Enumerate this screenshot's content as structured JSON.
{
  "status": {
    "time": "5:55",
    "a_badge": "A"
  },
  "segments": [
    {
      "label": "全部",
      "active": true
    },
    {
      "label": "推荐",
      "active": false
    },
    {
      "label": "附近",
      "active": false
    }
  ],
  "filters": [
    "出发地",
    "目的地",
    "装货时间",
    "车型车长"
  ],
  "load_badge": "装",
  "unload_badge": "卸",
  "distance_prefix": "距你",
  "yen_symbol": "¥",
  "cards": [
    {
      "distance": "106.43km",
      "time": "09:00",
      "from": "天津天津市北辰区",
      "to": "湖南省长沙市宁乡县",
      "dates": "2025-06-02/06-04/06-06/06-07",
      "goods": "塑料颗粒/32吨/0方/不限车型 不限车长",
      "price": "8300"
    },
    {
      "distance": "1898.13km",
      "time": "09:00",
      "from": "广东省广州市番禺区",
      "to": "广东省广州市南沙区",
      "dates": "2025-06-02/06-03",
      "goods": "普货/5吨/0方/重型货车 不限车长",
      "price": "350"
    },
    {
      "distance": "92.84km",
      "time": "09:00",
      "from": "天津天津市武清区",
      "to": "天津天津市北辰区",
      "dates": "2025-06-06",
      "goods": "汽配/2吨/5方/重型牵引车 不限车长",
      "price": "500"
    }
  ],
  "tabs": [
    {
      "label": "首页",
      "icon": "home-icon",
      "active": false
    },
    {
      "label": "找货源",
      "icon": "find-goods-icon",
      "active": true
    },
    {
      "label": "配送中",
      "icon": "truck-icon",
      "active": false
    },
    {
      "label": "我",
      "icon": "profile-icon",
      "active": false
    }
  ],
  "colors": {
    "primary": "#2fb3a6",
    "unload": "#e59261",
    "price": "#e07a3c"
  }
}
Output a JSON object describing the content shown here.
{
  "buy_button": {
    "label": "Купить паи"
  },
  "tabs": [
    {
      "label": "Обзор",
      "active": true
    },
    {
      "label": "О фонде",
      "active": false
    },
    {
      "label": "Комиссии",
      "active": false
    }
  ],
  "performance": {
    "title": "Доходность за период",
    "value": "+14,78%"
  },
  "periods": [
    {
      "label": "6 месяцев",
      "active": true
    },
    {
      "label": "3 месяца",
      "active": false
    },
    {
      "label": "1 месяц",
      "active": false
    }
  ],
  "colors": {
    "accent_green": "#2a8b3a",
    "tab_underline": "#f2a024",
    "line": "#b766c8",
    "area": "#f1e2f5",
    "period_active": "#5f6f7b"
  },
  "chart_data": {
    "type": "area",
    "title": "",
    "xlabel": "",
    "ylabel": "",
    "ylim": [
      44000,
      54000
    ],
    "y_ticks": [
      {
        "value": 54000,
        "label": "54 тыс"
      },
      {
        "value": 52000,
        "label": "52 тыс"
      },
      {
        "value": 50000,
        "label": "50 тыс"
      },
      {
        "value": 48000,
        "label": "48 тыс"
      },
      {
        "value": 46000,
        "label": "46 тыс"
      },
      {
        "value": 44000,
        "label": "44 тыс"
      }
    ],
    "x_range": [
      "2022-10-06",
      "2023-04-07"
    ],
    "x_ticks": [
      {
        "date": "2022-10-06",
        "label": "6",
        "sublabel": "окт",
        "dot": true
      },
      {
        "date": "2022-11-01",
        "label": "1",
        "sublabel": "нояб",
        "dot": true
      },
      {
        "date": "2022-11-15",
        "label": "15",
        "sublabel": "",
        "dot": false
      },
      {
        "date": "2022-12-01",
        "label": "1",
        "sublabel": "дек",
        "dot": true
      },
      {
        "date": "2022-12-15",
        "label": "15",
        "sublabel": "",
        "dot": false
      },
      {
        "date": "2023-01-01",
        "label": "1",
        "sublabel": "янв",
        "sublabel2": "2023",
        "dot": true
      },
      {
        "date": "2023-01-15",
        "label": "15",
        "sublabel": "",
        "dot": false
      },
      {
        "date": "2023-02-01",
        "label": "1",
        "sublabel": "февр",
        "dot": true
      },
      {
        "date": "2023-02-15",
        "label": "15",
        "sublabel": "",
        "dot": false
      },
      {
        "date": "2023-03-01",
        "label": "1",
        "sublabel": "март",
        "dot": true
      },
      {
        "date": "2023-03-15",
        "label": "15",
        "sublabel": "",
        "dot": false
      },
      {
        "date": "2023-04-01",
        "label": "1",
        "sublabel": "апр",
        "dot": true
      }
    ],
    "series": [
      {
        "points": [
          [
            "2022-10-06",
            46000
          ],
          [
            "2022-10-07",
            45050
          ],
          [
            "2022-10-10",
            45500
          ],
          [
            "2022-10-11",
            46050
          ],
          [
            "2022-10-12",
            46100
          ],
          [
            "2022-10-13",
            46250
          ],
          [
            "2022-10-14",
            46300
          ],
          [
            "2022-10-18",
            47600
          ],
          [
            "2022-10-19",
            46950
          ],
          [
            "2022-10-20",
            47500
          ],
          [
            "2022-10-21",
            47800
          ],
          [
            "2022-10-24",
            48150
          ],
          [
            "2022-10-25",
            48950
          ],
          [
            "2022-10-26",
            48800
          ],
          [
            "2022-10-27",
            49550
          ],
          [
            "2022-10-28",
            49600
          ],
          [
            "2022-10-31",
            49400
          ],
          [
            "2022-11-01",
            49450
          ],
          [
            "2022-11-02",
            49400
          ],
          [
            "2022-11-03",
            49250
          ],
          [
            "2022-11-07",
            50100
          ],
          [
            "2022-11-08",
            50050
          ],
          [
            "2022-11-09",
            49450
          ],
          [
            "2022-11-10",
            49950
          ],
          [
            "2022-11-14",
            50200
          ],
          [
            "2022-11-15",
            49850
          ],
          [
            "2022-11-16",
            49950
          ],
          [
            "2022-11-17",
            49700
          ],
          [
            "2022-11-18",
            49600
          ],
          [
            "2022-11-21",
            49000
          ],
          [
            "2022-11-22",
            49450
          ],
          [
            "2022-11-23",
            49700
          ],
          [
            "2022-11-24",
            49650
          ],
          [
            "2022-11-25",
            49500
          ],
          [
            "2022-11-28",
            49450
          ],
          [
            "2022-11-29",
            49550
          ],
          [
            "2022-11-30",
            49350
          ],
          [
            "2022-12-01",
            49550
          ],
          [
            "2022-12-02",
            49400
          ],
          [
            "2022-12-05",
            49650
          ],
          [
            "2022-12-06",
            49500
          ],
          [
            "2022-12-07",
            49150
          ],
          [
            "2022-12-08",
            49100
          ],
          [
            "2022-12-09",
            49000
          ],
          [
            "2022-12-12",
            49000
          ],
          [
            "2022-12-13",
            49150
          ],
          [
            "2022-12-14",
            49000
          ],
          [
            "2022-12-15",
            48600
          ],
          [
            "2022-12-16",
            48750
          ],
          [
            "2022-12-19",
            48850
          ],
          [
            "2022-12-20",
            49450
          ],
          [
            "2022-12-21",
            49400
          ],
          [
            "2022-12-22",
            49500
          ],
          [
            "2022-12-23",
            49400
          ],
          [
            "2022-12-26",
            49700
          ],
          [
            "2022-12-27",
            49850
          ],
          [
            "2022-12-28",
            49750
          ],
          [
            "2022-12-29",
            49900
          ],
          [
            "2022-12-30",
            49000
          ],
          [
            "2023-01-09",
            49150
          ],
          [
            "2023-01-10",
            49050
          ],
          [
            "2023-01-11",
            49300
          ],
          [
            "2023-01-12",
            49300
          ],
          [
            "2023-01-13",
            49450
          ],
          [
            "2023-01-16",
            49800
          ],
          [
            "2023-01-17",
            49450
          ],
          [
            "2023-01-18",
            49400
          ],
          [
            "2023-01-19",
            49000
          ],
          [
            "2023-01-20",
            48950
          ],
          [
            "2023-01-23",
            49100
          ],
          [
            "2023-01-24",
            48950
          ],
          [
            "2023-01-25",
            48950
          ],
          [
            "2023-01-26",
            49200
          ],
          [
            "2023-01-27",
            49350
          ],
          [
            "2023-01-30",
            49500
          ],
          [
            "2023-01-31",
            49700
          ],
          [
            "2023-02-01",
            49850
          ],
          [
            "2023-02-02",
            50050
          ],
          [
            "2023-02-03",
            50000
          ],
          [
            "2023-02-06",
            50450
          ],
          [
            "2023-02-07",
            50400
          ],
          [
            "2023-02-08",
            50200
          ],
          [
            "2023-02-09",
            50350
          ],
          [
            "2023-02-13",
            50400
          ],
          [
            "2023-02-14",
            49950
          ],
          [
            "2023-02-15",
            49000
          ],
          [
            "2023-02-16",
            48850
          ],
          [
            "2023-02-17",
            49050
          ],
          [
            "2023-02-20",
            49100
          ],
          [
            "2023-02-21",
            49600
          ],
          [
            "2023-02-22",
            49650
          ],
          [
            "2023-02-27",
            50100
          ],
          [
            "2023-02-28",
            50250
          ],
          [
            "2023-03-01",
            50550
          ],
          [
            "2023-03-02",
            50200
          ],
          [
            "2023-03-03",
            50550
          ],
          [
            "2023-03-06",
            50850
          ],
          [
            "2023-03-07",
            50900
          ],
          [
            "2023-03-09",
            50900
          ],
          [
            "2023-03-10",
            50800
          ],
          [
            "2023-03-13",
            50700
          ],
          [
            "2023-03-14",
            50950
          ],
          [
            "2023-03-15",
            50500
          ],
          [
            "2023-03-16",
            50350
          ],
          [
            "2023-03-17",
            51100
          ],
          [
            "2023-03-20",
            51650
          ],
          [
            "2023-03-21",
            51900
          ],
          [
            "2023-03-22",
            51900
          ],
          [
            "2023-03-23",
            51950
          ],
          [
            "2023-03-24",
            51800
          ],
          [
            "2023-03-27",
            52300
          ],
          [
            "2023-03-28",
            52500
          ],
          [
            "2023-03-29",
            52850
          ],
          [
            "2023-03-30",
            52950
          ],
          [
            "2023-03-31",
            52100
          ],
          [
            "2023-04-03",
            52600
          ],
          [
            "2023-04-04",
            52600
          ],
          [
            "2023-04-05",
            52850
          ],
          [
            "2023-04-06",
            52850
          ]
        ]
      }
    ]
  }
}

▶ [Goal of the exercise]: State how many lines above include the word "icon", and nothing more.

▶ [Result]: 4